(EXERCISE TASK)
Find the lines that include the string "Employees" and report how many there are. Give no other text.

[Data entries]
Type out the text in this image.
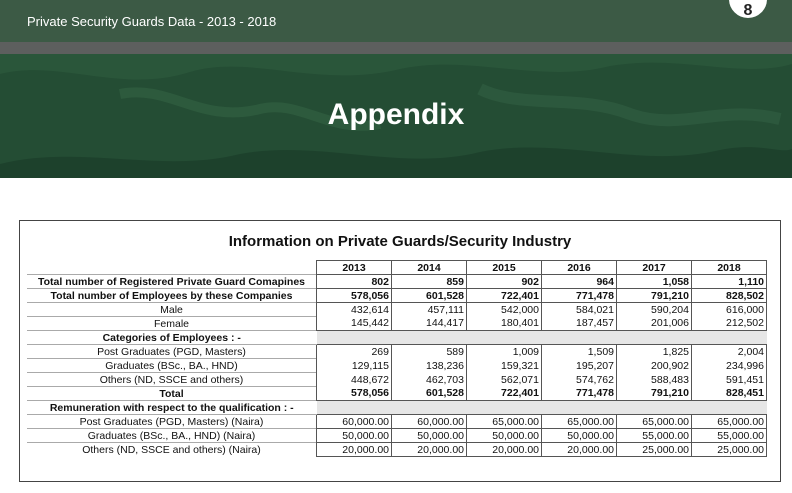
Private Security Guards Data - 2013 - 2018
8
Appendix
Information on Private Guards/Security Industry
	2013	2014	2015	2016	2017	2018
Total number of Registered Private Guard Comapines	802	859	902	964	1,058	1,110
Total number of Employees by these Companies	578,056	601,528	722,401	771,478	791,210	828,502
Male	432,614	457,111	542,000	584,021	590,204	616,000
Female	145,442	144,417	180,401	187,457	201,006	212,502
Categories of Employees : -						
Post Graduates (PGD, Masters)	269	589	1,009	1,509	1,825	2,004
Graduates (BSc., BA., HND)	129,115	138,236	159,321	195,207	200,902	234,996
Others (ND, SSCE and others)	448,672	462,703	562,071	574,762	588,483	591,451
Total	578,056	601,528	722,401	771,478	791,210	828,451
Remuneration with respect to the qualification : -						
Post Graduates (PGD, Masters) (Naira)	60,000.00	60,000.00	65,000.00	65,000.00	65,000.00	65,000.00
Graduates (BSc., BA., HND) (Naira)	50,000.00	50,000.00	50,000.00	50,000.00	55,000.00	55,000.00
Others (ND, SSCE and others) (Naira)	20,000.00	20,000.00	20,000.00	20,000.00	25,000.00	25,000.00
* * *
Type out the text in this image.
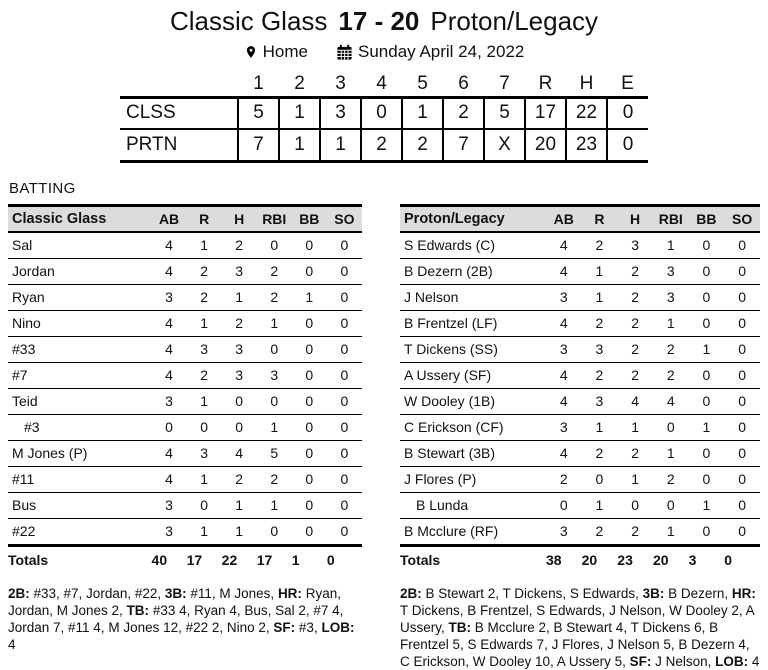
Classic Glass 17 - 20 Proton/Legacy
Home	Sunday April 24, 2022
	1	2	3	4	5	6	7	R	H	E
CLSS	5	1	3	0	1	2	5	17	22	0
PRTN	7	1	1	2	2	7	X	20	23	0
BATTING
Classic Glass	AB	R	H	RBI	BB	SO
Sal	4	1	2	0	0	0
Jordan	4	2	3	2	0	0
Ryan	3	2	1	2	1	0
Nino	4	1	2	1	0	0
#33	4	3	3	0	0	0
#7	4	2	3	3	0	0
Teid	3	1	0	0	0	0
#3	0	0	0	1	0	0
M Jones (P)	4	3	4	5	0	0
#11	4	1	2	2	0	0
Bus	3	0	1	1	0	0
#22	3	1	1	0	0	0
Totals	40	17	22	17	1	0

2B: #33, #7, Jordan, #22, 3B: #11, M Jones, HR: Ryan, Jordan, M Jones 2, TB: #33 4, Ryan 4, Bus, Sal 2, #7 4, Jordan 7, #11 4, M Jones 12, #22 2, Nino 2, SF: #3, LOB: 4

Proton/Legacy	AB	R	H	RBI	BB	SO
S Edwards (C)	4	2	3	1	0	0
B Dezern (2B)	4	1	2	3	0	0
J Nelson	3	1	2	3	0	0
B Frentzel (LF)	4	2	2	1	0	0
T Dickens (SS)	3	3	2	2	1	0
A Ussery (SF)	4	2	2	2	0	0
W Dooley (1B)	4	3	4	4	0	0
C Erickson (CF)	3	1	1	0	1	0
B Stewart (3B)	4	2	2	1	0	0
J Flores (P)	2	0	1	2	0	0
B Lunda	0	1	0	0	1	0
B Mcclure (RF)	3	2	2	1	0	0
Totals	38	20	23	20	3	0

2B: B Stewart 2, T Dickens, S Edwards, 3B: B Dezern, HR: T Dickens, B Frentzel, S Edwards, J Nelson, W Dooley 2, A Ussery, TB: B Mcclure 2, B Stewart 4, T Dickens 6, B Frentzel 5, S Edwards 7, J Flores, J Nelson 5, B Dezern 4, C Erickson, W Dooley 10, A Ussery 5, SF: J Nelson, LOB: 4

(EXERCISE OUTPUT)
2